▸ Excerpted text
-----

P.D.J. v. S.S.

Decision Date19 December 2017
Docket NumberNo. ED 105257,ED 105257
Citation535 S.W.3d 821
Parties P.D.J., Respondent, v. S.S., Appellant.
CourtMissouri Court of Appeals

FOR APPELLANT: Steven A. Waterkotte, 7750 Clayton Rd., Suite 209, St. Louis, MO 63117.

For Respondent: PRO SE—P.D.J.

ROY L. RICHTER, Presiding Judge

S.S. ("Appellant") appeals from the trial court's judgment granting a Full Order of Protection pursuant to the Adult Abuse Act, Sections 455.010 to 455.085 (RSMo. Cum. Supp. 2013).1 The court granted P.D.J. ("Respondent") a full order of protection against Appellant for one year with an automatic renewal for a period of one year, effective until January 11, 2019. The trial court awarded $13,045.58 in damages to Respondent for damages sustained to her two vehicles. We affirm the trial court's judgment in part, and reverse in part.

I. Background

Respondent and Appellant are neighbors. In November 2016, Respondent filed an Adult Abuse (Harassment)/Stalking Petition for Order of Protection (the "Petition") under the Adult Abuse Act against Appellant. In January 2017, the trial court conducted a hearing on the Petition. At the hearing, Respondent explained that she filed the Petition because she felt that Appellant was a threat to her. When asked to describe the actions that Appellant committed which caused her concern for her safety, she responded that: (1) she received phone calls in which the caller refused to identify himself and told her to keep her dogs quiet; (2) she had received a threatening note telling her to keep her dogs quiet "OR ELSE"; and (3) her cars had been vandalized on her property in the middle of the night. As the hearing progressed, this evidence was adduced.

Respondent testified that when she received the anonymous phone calls, she asked the caller "Who is this," but never got a reply. Appellant admitted he made the anonymous phone calls to Respondent. He admitted that he called Respondent after "9:00, 10:00" in the evening, and admitted he never identified himself in the phone calls. When asked why he did not identify himself, he replied "I—I don't know. I—I—I just did not."

Appellant admitted to leaving a note on Respondent's car. When asked whether the note told Appellant to keep her dogs quiet "or else" in all capital letters, Respondent replied "that sounds fairly accurate." Appellant testified that by "OR ELSE," he meant that he would call the police or Humane Society. However, he admitted that he understood Respondent could have perceived the phrase "OR ELSE" as a threat.

-----

▸ Record excerpts
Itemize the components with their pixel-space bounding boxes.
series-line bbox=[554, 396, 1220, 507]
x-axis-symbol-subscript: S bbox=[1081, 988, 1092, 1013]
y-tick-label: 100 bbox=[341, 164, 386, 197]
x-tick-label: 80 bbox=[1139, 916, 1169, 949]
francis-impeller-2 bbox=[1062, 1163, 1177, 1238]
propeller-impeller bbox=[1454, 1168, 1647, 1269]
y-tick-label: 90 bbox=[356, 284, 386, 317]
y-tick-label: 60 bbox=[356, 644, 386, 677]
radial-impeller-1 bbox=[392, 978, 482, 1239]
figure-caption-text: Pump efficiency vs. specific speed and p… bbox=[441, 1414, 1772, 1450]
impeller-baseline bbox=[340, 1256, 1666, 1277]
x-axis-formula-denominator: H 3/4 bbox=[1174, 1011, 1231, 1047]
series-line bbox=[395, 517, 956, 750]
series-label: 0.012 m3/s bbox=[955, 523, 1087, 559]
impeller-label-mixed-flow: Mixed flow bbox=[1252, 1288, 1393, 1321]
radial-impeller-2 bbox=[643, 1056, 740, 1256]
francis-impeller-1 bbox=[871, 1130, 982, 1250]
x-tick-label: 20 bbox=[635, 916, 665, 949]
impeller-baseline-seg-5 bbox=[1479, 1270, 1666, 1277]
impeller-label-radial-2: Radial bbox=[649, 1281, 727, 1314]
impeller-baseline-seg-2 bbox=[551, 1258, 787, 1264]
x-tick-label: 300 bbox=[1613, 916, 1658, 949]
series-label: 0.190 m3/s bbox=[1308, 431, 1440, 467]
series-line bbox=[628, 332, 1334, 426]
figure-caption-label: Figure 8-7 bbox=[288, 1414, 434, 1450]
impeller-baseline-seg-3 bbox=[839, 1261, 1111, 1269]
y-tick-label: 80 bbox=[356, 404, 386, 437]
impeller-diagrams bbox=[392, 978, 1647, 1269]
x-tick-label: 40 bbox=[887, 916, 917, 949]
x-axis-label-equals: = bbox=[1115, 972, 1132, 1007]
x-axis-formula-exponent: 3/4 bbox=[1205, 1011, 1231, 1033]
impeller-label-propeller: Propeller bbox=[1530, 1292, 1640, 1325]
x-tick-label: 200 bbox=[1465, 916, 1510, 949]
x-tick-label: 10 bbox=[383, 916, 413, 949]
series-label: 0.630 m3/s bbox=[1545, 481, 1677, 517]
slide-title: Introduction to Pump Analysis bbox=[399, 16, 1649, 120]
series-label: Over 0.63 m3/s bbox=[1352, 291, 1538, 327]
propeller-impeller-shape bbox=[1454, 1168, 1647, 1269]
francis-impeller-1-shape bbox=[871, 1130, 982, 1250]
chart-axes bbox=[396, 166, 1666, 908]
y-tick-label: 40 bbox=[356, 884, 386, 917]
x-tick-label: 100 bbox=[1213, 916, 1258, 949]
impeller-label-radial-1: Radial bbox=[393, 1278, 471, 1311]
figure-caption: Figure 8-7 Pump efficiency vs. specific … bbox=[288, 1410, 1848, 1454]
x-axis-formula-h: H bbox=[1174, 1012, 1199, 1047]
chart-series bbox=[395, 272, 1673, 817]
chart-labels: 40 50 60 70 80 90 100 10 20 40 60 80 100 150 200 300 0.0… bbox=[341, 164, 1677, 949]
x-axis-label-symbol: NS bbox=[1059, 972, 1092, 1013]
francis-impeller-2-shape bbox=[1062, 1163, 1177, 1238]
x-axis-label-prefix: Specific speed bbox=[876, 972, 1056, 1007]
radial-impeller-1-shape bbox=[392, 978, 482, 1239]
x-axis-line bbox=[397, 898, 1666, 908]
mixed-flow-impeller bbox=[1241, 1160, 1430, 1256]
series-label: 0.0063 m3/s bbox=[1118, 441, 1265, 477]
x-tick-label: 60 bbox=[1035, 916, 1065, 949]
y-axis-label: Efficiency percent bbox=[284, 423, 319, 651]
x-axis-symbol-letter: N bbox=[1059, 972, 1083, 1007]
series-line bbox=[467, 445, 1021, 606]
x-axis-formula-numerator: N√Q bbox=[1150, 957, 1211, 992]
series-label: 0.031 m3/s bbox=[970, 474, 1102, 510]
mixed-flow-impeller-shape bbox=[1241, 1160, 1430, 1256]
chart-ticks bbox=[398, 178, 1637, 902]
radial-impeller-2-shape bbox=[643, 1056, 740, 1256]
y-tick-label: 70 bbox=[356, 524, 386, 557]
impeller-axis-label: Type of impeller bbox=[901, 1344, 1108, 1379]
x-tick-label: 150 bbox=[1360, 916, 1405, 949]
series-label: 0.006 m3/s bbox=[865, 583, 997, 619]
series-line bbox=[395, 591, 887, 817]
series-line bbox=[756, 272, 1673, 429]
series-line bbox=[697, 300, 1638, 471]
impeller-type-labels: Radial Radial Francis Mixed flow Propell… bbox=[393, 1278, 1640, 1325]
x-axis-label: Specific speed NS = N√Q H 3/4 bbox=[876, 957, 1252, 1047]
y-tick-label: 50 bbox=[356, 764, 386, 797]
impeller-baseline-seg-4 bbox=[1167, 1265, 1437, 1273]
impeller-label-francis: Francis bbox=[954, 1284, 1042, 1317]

-----

▸ Goal
Do the following statements agree with the appeals court opinion above? Answer yes or no for each and quote the deciding words.
(a) Appellant identified himself when he telephoned Respondent.
(b) The trial court awarded Respondent damages for harm to her two vehicles.
(c) The hearing on the Petition took place in November 2016.

▸ Solution
(a) No: "admitted he never identified himself in the phone calls"
(b) Yes: "The trial court awarded $13,045.58 in damages to Respondent for damages sustained to her two vehicles."
(c) No: "In January 2017, the trial court conducted a hearing on the Petition."